** START OF Extracted records **

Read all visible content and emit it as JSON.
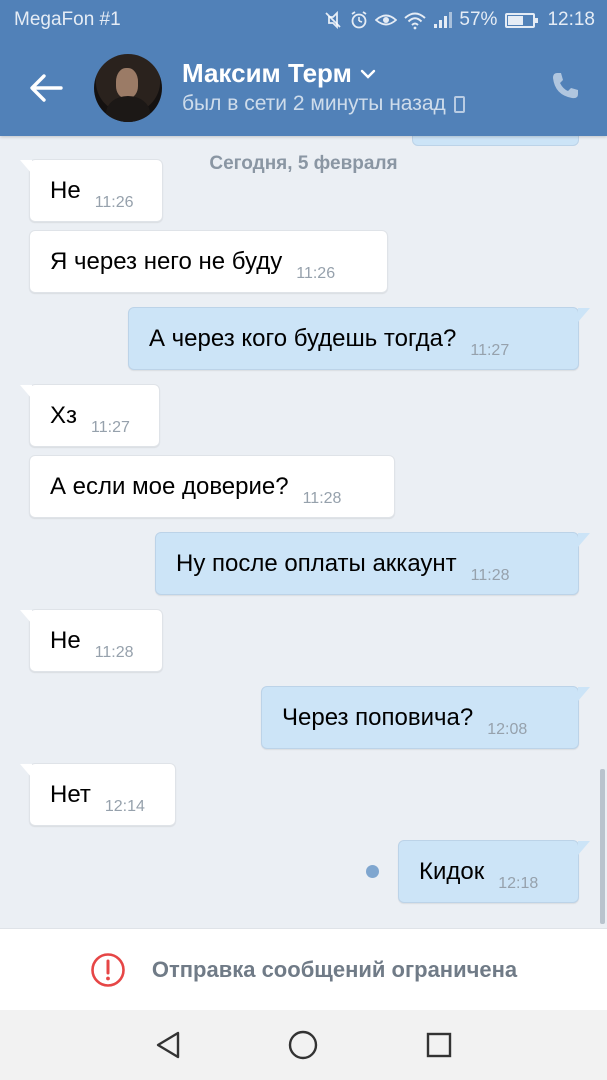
{
  "status_bar": {
    "carrier": "MegaFon #1",
    "battery_percent": "57%",
    "battery_level": 0.57,
    "time": "12:18",
    "icons": [
      "mute-icon",
      "alarm-icon",
      "eye-icon",
      "wifi-icon",
      "signal-icon",
      "battery-icon"
    ]
  },
  "header": {
    "contact_name": "Максим Терм",
    "last_seen": "был в сети 2 минуты назад",
    "accent_color": "#5181b8"
  },
  "chat": {
    "date_divider": "Сегодня, 5 февраля",
    "messages": [
      {
        "direction": "in",
        "text": "Не",
        "time": "11:26"
      },
      {
        "direction": "in",
        "text": "Я через него не буду",
        "time": "11:26"
      },
      {
        "direction": "out",
        "text": "А через кого будешь тогда?",
        "time": "11:27"
      },
      {
        "direction": "in",
        "text": "Хз",
        "time": "11:27"
      },
      {
        "direction": "in",
        "text": "А если мое доверие?",
        "time": "11:28"
      },
      {
        "direction": "out",
        "text": "Ну после оплаты аккаунт",
        "time": "11:28"
      },
      {
        "direction": "in",
        "text": "Не",
        "time": "11:28"
      },
      {
        "direction": "out",
        "text": "Через поповича?",
        "time": "12:08"
      },
      {
        "direction": "in",
        "text": "Нет",
        "time": "12:14"
      },
      {
        "direction": "out",
        "text": "Кидок",
        "time": "12:18",
        "unread": true
      }
    ]
  },
  "restriction": {
    "text": "Отправка сообщений ограничена",
    "icon": "warning-circle-icon",
    "color": "#e64646"
  },
  "nav": {
    "buttons": [
      "back-triangle-icon",
      "home-circle-icon",
      "recents-square-icon"
    ]
  }
}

** END OF Extracted records **

## Problem description
Could you repeat all of the material exactly? Pictures should not be copied.

## The output
Read all visible content and emit it as JSON.
{
  "status_bar": {
    "carrier": "MegaFon #1",
    "battery_percent": "57%",
    "battery_level": 0.57,
    "time": "12:18",
    "icons": [
      "mute-icon",
      "alarm-icon",
      "eye-icon",
      "wifi-icon",
      "signal-icon",
      "battery-icon"
    ]
  },
  "header": {
    "contact_name": "Максим Терм",
    "last_seen": "был в сети 2 минуты назад",
    "accent_color": "#5181b8"
  },
  "chat": {
    "date_divider": "Сегодня, 5 февраля",
    "messages": [
      {
        "direction": "in",
        "text": "Не",
        "time": "11:26"
      },
      {
        "direction": "in",
        "text": "Я через него не буду",
        "time": "11:26"
      },
      {
        "direction": "out",
        "text": "А через кого будешь тогда?",
        "time": "11:27"
      },
      {
        "direction": "in",
        "text": "Хз",
        "time": "11:27"
      },
      {
        "direction": "in",
        "text": "А если мое доверие?",
        "time": "11:28"
      },
      {
        "direction": "out",
        "text": "Ну после оплаты аккаунт",
        "time": "11:28"
      },
      {
        "direction": "in",
        "text": "Не",
        "time": "11:28"
      },
      {
        "direction": "out",
        "text": "Через поповича?",
        "time": "12:08"
      },
      {
        "direction": "in",
        "text": "Нет",
        "time": "12:14"
      },
      {
        "direction": "out",
        "text": "Кидок",
        "time": "12:18",
        "unread": true
      }
    ]
  },
  "restriction": {
    "text": "Отправка сообщений ограничена",
    "icon": "warning-circle-icon",
    "color": "#e64646"
  },
  "nav": {
    "buttons": [
      "back-triangle-icon",
      "home-circle-icon",
      "recents-square-icon"
    ]
  }
}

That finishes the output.